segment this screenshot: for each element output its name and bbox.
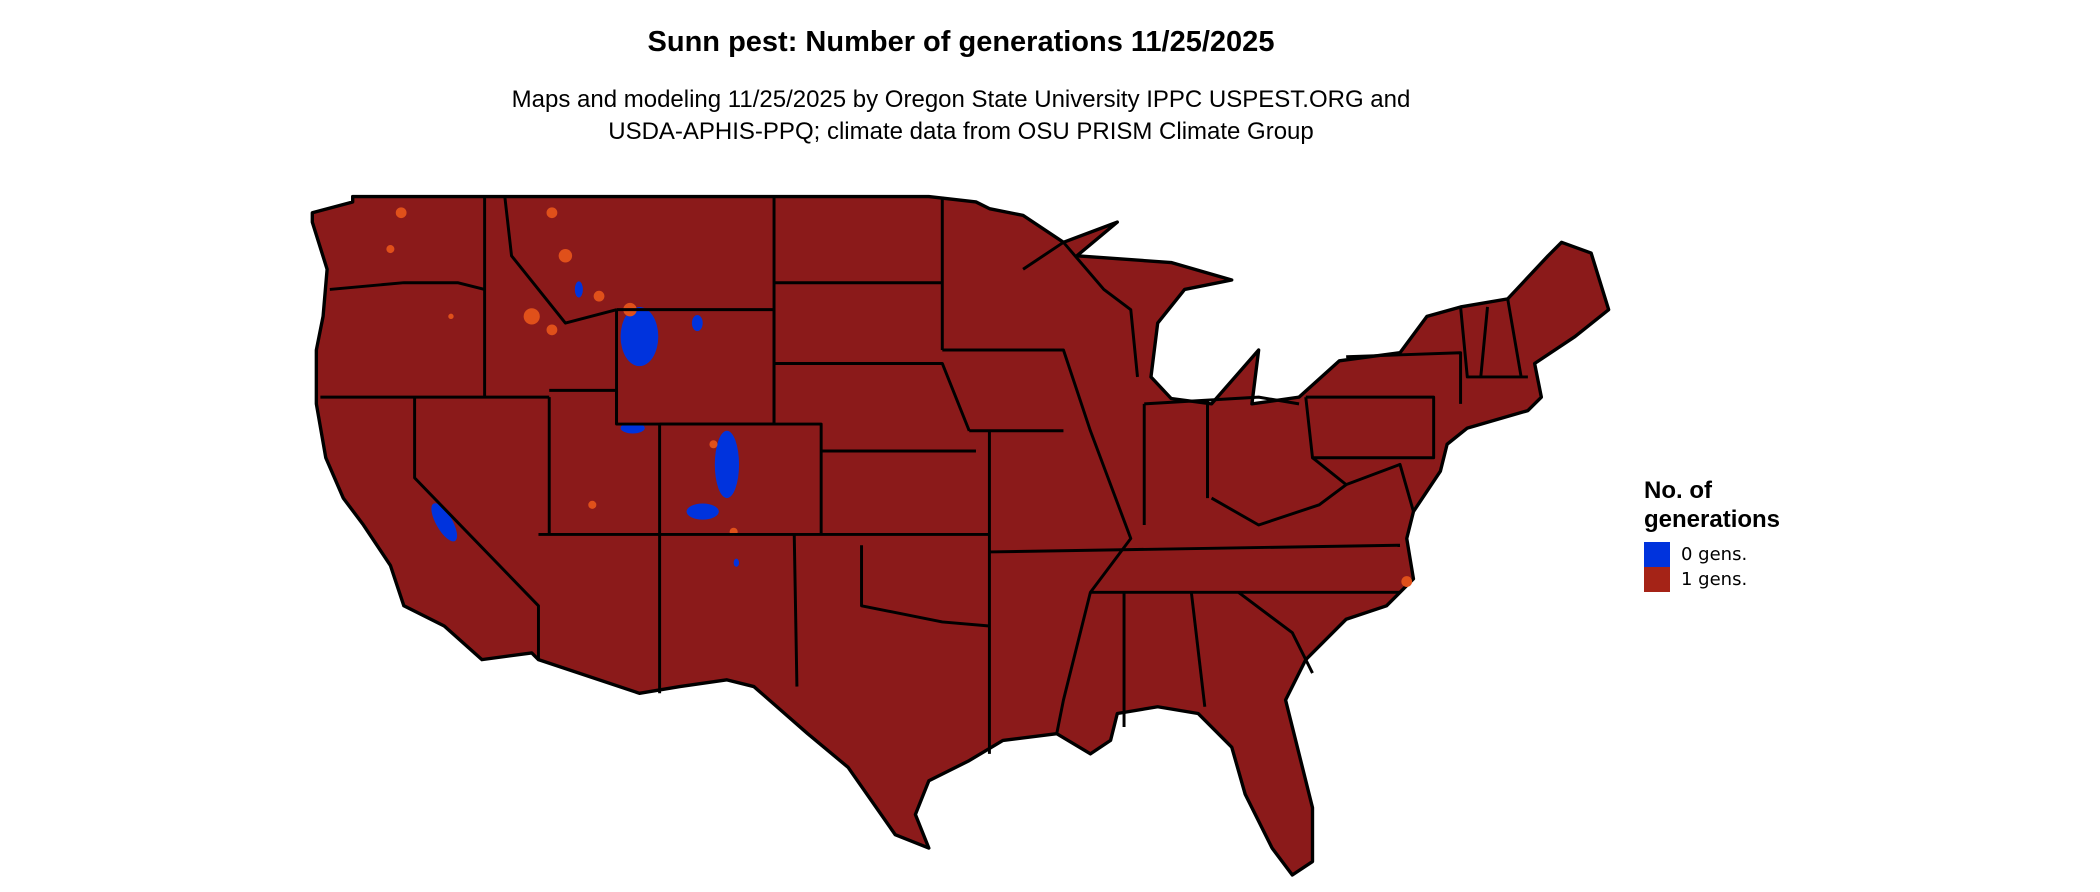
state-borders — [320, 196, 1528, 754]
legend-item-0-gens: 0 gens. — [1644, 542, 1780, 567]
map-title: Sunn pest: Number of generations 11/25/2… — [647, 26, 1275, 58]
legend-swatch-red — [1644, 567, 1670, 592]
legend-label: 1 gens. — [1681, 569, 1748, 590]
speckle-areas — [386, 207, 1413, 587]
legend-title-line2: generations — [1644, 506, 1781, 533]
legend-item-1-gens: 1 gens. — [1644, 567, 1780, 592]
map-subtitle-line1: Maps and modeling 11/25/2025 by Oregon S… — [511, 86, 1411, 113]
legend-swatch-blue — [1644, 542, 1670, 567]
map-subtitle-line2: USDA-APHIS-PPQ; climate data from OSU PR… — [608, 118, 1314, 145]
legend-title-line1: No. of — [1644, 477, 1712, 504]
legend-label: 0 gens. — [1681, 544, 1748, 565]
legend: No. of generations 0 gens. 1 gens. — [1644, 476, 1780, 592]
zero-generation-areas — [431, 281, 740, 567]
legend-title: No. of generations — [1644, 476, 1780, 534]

• • • •

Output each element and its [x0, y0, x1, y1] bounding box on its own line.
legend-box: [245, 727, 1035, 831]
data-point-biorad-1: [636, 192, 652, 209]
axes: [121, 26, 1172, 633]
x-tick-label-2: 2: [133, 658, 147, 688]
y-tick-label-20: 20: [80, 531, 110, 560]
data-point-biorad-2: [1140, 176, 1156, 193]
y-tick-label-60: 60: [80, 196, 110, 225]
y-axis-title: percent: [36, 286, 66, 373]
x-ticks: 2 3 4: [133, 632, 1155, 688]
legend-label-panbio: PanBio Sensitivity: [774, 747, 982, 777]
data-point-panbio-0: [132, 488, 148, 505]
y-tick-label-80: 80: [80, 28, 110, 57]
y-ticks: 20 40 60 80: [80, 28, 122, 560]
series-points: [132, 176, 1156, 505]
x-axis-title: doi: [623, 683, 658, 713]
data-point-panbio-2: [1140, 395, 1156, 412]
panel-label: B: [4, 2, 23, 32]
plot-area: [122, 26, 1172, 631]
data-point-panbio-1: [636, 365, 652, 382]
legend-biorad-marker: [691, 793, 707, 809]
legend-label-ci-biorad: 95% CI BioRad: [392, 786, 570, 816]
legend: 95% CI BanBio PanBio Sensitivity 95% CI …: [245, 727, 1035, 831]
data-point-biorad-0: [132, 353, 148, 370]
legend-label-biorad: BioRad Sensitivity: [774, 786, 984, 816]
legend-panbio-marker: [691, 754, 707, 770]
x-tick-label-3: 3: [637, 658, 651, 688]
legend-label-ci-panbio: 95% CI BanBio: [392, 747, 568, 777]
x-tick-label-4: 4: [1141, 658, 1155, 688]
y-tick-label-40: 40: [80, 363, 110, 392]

• • • •

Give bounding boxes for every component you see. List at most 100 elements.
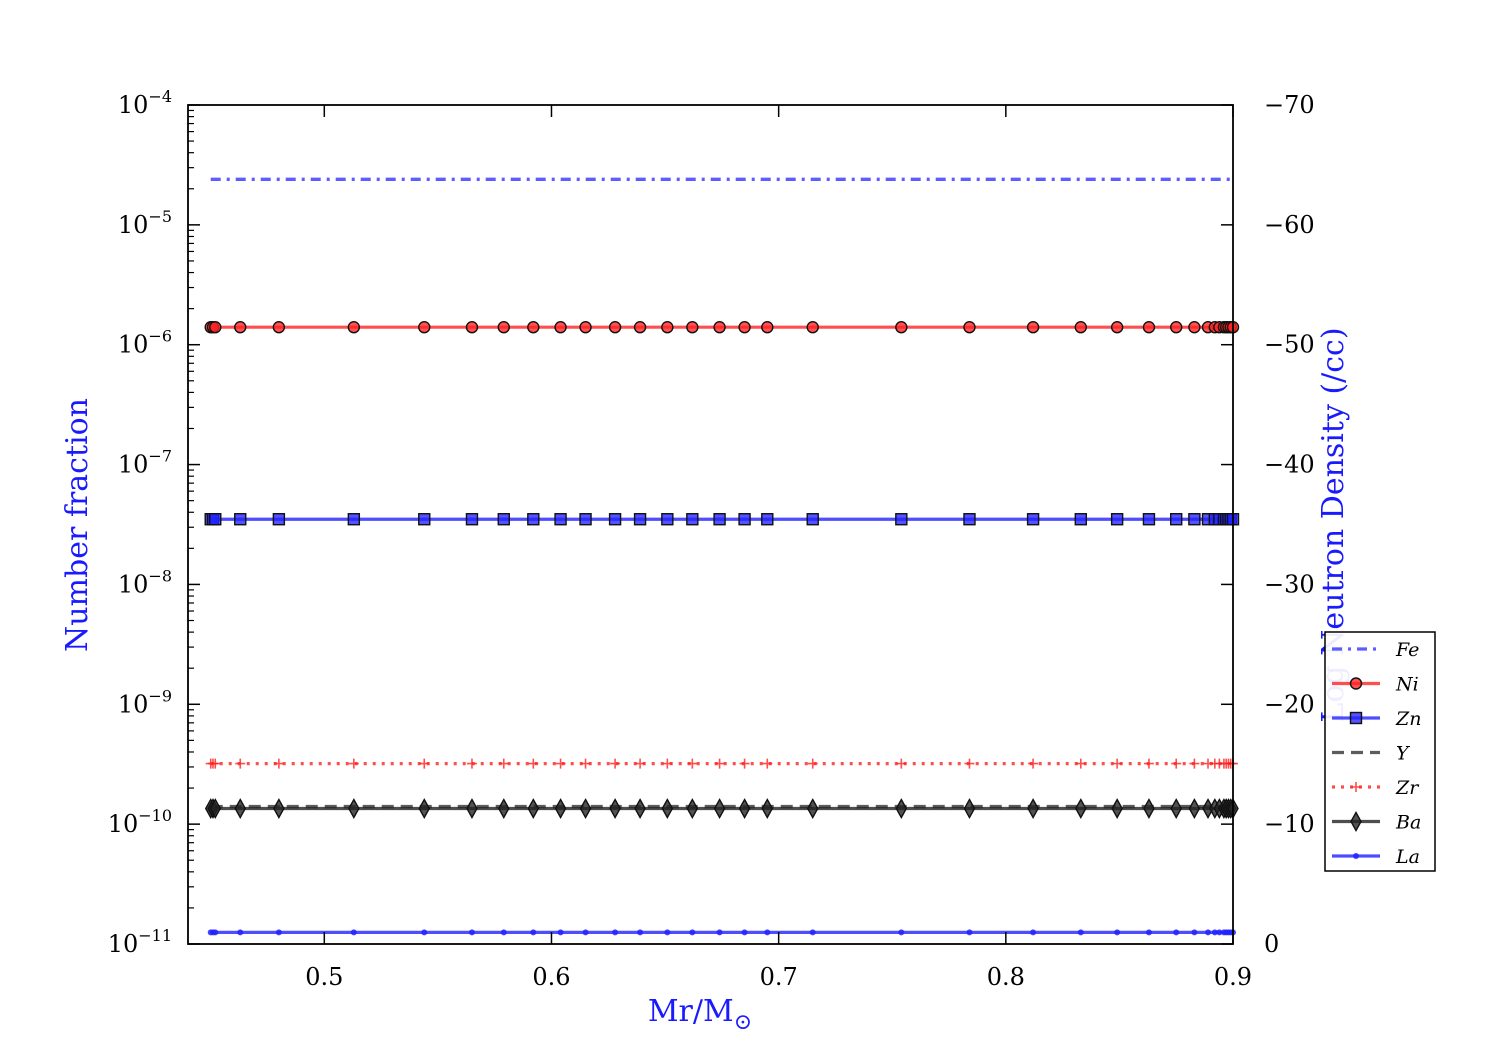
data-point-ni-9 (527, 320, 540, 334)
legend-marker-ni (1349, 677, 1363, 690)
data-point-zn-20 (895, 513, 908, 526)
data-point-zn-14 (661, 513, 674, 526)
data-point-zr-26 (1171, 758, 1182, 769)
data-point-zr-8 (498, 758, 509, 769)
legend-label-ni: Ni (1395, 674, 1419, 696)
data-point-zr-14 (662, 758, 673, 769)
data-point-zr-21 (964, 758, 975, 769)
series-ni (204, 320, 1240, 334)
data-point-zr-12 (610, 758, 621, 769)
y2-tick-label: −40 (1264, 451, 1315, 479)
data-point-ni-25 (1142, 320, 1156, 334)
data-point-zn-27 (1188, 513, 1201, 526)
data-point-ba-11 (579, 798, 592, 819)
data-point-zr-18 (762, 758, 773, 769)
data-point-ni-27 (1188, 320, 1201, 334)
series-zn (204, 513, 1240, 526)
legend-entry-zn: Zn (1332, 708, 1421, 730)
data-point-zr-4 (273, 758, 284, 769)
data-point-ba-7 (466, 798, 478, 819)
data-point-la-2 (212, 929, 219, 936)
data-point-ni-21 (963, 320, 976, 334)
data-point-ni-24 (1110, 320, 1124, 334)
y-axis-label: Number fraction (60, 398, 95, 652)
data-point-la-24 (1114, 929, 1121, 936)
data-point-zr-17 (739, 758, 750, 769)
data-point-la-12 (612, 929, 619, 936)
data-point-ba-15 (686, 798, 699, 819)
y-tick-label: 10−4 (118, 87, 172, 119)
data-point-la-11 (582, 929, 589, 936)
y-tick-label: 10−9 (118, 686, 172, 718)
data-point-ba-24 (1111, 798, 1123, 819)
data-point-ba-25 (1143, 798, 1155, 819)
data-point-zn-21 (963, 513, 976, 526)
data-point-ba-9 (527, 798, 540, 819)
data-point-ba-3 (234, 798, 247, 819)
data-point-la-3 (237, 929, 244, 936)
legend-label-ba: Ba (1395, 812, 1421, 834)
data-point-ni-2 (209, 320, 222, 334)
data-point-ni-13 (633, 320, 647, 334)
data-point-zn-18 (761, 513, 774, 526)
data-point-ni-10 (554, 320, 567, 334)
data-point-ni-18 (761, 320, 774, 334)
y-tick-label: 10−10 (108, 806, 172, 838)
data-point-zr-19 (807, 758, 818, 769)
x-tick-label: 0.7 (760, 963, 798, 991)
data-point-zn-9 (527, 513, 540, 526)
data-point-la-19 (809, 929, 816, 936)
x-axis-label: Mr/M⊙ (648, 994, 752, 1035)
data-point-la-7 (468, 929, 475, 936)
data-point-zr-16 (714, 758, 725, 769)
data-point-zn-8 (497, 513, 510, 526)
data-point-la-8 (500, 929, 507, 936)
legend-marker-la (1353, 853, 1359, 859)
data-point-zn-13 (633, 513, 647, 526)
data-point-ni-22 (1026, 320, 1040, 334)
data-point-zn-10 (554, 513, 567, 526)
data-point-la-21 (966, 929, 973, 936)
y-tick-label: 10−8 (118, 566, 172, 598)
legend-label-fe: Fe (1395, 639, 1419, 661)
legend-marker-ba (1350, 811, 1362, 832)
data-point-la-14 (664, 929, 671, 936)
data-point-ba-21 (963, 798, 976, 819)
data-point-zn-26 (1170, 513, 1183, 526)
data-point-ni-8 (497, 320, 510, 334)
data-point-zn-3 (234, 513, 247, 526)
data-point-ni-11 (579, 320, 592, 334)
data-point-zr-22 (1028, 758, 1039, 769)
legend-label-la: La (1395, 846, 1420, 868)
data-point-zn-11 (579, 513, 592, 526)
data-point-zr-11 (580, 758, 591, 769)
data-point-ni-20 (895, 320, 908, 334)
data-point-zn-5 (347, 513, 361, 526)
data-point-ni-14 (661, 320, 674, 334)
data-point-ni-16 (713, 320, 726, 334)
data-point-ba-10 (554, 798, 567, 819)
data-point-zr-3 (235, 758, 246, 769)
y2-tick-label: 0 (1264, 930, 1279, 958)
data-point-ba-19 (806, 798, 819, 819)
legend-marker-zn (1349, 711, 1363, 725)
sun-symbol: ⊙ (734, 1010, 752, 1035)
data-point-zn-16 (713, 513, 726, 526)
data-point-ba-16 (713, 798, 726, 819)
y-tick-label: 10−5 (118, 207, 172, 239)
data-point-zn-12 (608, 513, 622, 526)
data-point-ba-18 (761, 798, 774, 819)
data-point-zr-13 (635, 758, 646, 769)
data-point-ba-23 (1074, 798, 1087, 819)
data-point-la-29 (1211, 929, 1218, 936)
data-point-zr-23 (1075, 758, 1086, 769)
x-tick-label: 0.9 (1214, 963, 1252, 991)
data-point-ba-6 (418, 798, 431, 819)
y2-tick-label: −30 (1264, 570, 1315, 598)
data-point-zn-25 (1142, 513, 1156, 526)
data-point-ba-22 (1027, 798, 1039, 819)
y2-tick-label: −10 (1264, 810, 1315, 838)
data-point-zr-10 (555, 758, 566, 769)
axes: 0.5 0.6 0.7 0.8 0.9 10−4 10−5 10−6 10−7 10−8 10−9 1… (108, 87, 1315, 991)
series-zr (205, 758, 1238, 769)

• • • •

Extract the entries from the line containing "segment this screenshot: for" through the line containing "legend-title: No. of", both included, copying each line as it stands and omitting the pictures.

segment this screenshot: for each element output its name and bbox.
state-borders — [320, 196, 1528, 754]
legend-item-0-gens: 0 gens. — [1644, 542, 1780, 567]
map-title: Sunn pest: Number of generations 11/25/2… — [647, 26, 1275, 58]
legend-swatch-red — [1644, 567, 1670, 592]
legend-label: 1 gens. — [1681, 569, 1748, 590]
speckle-areas — [386, 207, 1413, 587]
legend-title-line2: generations — [1644, 506, 1781, 533]
legend-item-1-gens: 1 gens. — [1644, 567, 1780, 592]
map-subtitle-line1: Maps and modeling 11/25/2025 by Oregon S… — [511, 86, 1411, 113]
legend-swatch-blue — [1644, 542, 1670, 567]
map-subtitle-line2: USDA-APHIS-PPQ; climate data from OSU PR… — [608, 118, 1314, 145]
legend-title-line1: No. of — [1644, 477, 1712, 504]
legend-label: 0 gens. — [1681, 544, 1748, 565]
legend: No. of generations 0 gens. 1 gens. — [1644, 476, 1780, 592]
zero-generation-areas — [431, 281, 740, 567]
legend-title: No. of generations — [1644, 476, 1780, 534]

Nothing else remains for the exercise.